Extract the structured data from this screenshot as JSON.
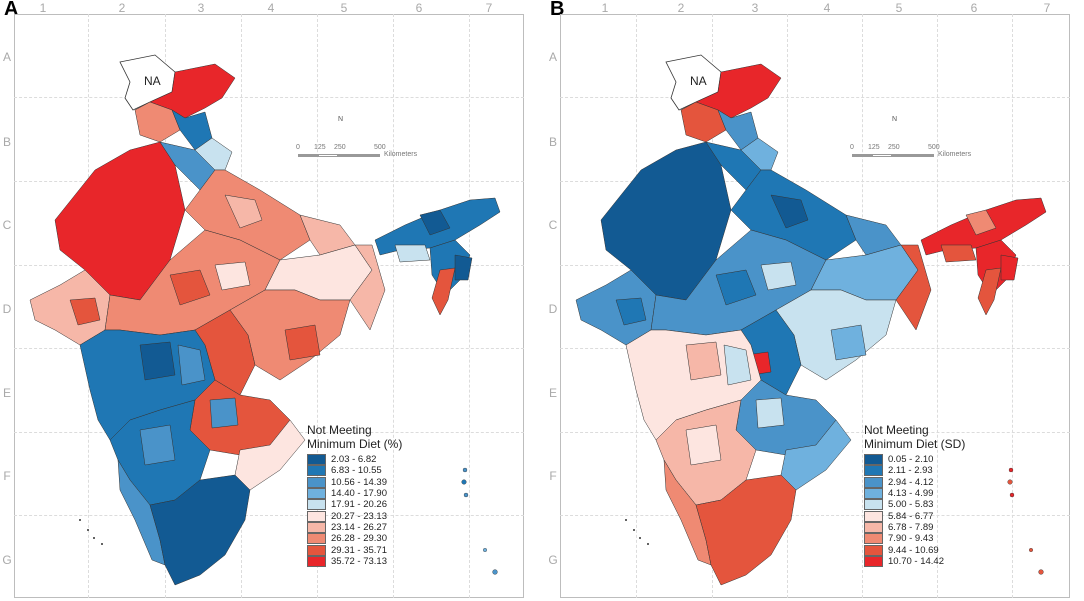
{
  "panels": [
    {
      "letter": "A",
      "columns": [
        "1",
        "2",
        "3",
        "4",
        "5",
        "6",
        "7"
      ],
      "rows": [
        "A",
        "B",
        "C",
        "D",
        "E",
        "F",
        "G"
      ],
      "na_label": "NA",
      "scale": {
        "north": "N",
        "ticks": [
          "0",
          "125",
          "250",
          "500"
        ],
        "unit": "Kilometers"
      },
      "legend": {
        "title_line1": "Not Meeting",
        "title_line2": "Minimum Diet (%)",
        "items": [
          {
            "label": "2.03 - 6.82",
            "color": "#125a93"
          },
          {
            "label": "6.83 - 10.55",
            "color": "#1f77b4"
          },
          {
            "label": "10.56 - 14.39",
            "color": "#4a93c9"
          },
          {
            "label": "14.40 - 17.90",
            "color": "#6fb1de"
          },
          {
            "label": "17.91 - 20.26",
            "color": "#c8e2ef"
          },
          {
            "label": "20.27 - 23.13",
            "color": "#fde5e0"
          },
          {
            "label": "23.14 - 26.27",
            "color": "#f6b7a8"
          },
          {
            "label": "26.28 - 29.30",
            "color": "#ef8a73"
          },
          {
            "label": "29.31 - 35.71",
            "color": "#e4553d"
          },
          {
            "label": "35.72 - 73.13",
            "color": "#e8262a"
          }
        ]
      }
    },
    {
      "letter": "B",
      "columns": [
        "1",
        "2",
        "3",
        "4",
        "5",
        "6",
        "7"
      ],
      "rows": [
        "A",
        "B",
        "C",
        "D",
        "E",
        "F",
        "G"
      ],
      "na_label": "NA",
      "scale": {
        "north": "N",
        "ticks": [
          "0",
          "125",
          "250",
          "500"
        ],
        "unit": "Kilometers"
      },
      "legend": {
        "title_line1": "Not Meeting",
        "title_line2": "Minimum Diet (SD)",
        "items": [
          {
            "label": "0.05 - 2.10",
            "color": "#125a93"
          },
          {
            "label": "2.11 - 2.93",
            "color": "#1f77b4"
          },
          {
            "label": "2.94 - 4.12",
            "color": "#4a93c9"
          },
          {
            "label": "4.13 - 4.99",
            "color": "#6fb1de"
          },
          {
            "label": "5.00 - 5.83",
            "color": "#c8e2ef"
          },
          {
            "label": "5.84 - 6.77",
            "color": "#fde5e0"
          },
          {
            "label": "6.78 - 7.89",
            "color": "#f6b7a8"
          },
          {
            "label": "7.90 - 9.43",
            "color": "#ef8a73"
          },
          {
            "label": "9.44 - 10.69",
            "color": "#e4553d"
          },
          {
            "label": "10.70 - 14.42",
            "color": "#e8262a"
          }
        ]
      }
    }
  ]
}
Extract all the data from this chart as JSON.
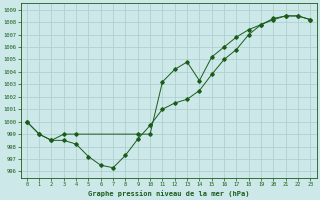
{
  "xlabel": "Graphe pression niveau de la mer (hPa)",
  "xlim": [
    -0.5,
    23.5
  ],
  "ylim": [
    995.5,
    1009.5
  ],
  "yticks": [
    996,
    997,
    998,
    999,
    1000,
    1001,
    1002,
    1003,
    1004,
    1005,
    1006,
    1007,
    1008,
    1009
  ],
  "xticks": [
    0,
    1,
    2,
    3,
    4,
    5,
    6,
    7,
    8,
    9,
    10,
    11,
    12,
    13,
    14,
    15,
    16,
    17,
    18,
    19,
    20,
    21,
    22,
    23
  ],
  "background_color": "#cce8e8",
  "grid_color": "#b0d0d0",
  "line_color": "#1a5c1a",
  "line1_x": [
    0,
    1,
    2,
    3,
    4,
    5,
    6,
    7,
    8,
    9,
    10,
    11,
    12,
    13,
    14,
    15,
    16,
    17,
    18,
    19,
    20,
    21,
    22,
    23
  ],
  "line1_y": [
    1000,
    999,
    998.5,
    998.5,
    998.2,
    997.2,
    996.5,
    996.3,
    997.3,
    998.6,
    999.7,
    1001.0,
    1001.5,
    1001.8,
    1002.5,
    1003.8,
    1005.0,
    1005.8,
    1007.0,
    1007.8,
    1008.3,
    1008.5,
    1008.5,
    1008.2
  ],
  "line2_x": [
    0,
    1,
    2,
    3,
    4,
    9,
    10,
    11,
    12,
    13,
    14,
    15,
    16,
    17,
    18,
    19,
    20,
    21,
    22,
    23
  ],
  "line2_y": [
    1000,
    999,
    998.5,
    999.0,
    999.0,
    999.0,
    999.0,
    1003.2,
    1004.2,
    1004.8,
    1003.3,
    1005.2,
    1006.0,
    1006.8,
    1007.4,
    1007.8,
    1008.2,
    1008.5,
    1008.5,
    1008.2
  ]
}
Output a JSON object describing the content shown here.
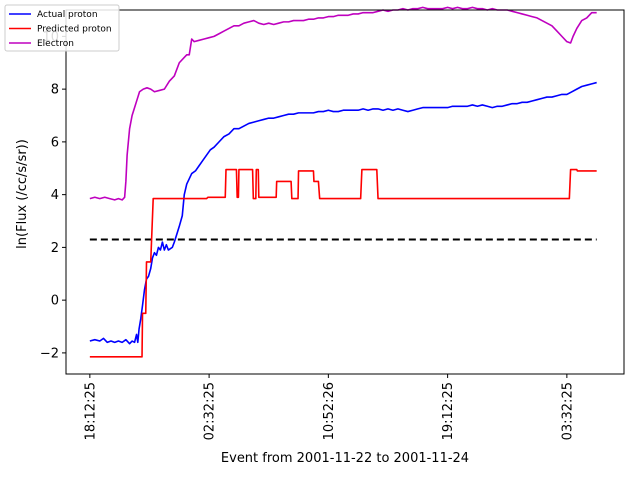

::::::

_GIVEN EXERCISE:_
Repeat each record exactly as shown above, dropping all images.

_WRITTEN ANSWER:_
Extract the structured data from this screenshot as JSON.
{
  "panels": [
    {
      "letter": "A",
      "columns": [
        "1",
        "2",
        "3",
        "4",
        "5",
        "6",
        "7"
      ],
      "rows": [
        "A",
        "B",
        "C",
        "D",
        "E",
        "F",
        "G"
      ],
      "na_label": "NA",
      "scale": {
        "north": "N",
        "ticks": [
          "0",
          "125",
          "250",
          "500"
        ],
        "unit": "Kilometers"
      },
      "legend": {
        "title_line1": "Not Meeting",
        "title_line2": "Minimum Diet (%)",
        "items": [
          {
            "label": "2.03 - 6.82",
            "color": "#125a93"
          },
          {
            "label": "6.83 - 10.55",
            "color": "#1f77b4"
          },
          {
            "label": "10.56 - 14.39",
            "color": "#4a93c9"
          },
          {
            "label": "14.40 - 17.90",
            "color": "#6fb1de"
          },
          {
            "label": "17.91 - 20.26",
            "color": "#c8e2ef"
          },
          {
            "label": "20.27 - 23.13",
            "color": "#fde5e0"
          },
          {
            "label": "23.14 - 26.27",
            "color": "#f6b7a8"
          },
          {
            "label": "26.28 - 29.30",
            "color": "#ef8a73"
          },
          {
            "label": "29.31 - 35.71",
            "color": "#e4553d"
          },
          {
            "label": "35.72 - 73.13",
            "color": "#e8262a"
          }
        ]
      }
    },
    {
      "letter": "B",
      "columns": [
        "1",
        "2",
        "3",
        "4",
        "5",
        "6",
        "7"
      ],
      "rows": [
        "A",
        "B",
        "C",
        "D",
        "E",
        "F",
        "G"
      ],
      "na_label": "NA",
      "scale": {
        "north": "N",
        "ticks": [
          "0",
          "125",
          "250",
          "500"
        ],
        "unit": "Kilometers"
      },
      "legend": {
        "title_line1": "Not Meeting",
        "title_line2": "Minimum Diet (SD)",
        "items": [
          {
            "label": "0.05 - 2.10",
            "color": "#125a93"
          },
          {
            "label": "2.11 - 2.93",
            "color": "#1f77b4"
          },
          {
            "label": "2.94 - 4.12",
            "color": "#4a93c9"
          },
          {
            "label": "4.13 - 4.99",
            "color": "#6fb1de"
          },
          {
            "label": "5.00 - 5.83",
            "color": "#c8e2ef"
          },
          {
            "label": "5.84 - 6.77",
            "color": "#fde5e0"
          },
          {
            "label": "6.78 - 7.89",
            "color": "#f6b7a8"
          },
          {
            "label": "7.90 - 9.43",
            "color": "#ef8a73"
          },
          {
            "label": "9.44 - 10.69",
            "color": "#e4553d"
          },
          {
            "label": "10.70 - 14.42",
            "color": "#e8262a"
          }
        ]
      }
    }
  ]
}
Extract all the data from this chart as JSON.
{
  "xlabel": "Graphe pression niveau de la mer (hPa)",
  "xlim": [
    -0.5,
    23.5
  ],
  "ylim": [
    995.5,
    1009.5
  ],
  "yticks": [
    996,
    997,
    998,
    999,
    1000,
    1001,
    1002,
    1003,
    1004,
    1005,
    1006,
    1007,
    1008,
    1009
  ],
  "xticks": [
    0,
    1,
    2,
    3,
    4,
    5,
    6,
    7,
    8,
    9,
    10,
    11,
    12,
    13,
    14,
    15,
    16,
    17,
    18,
    19,
    20,
    21,
    22,
    23
  ],
  "background_color": "#cce8e8",
  "grid_color": "#b0d0d0",
  "line_color": "#1a5c1a",
  "line1_x": [
    0,
    1,
    2,
    3,
    4,
    5,
    6,
    7,
    8,
    9,
    10,
    11,
    12,
    13,
    14,
    15,
    16,
    17,
    18,
    19,
    20,
    21,
    22,
    23
  ],
  "line1_y": [
    1000,
    999,
    998.5,
    998.5,
    998.2,
    997.2,
    996.5,
    996.3,
    997.3,
    998.6,
    999.7,
    1001.0,
    1001.5,
    1001.8,
    1002.5,
    1003.8,
    1005.0,
    1005.8,
    1007.0,
    1007.8,
    1008.3,
    1008.5,
    1008.5,
    1008.2
  ],
  "line2_x": [
    0,
    1,
    2,
    3,
    4,
    9,
    10,
    11,
    12,
    13,
    14,
    15,
    16,
    17,
    18,
    19,
    20,
    21,
    22,
    23
  ],
  "line2_y": [
    1000,
    999,
    998.5,
    999.0,
    999.0,
    999.0,
    999.0,
    1003.2,
    1004.2,
    1004.8,
    1003.3,
    1005.2,
    1006.0,
    1006.8,
    1007.4,
    1007.8,
    1008.2,
    1008.5,
    1008.5,
    1008.2
  ]
}
Output a JSON object describing the content shown here.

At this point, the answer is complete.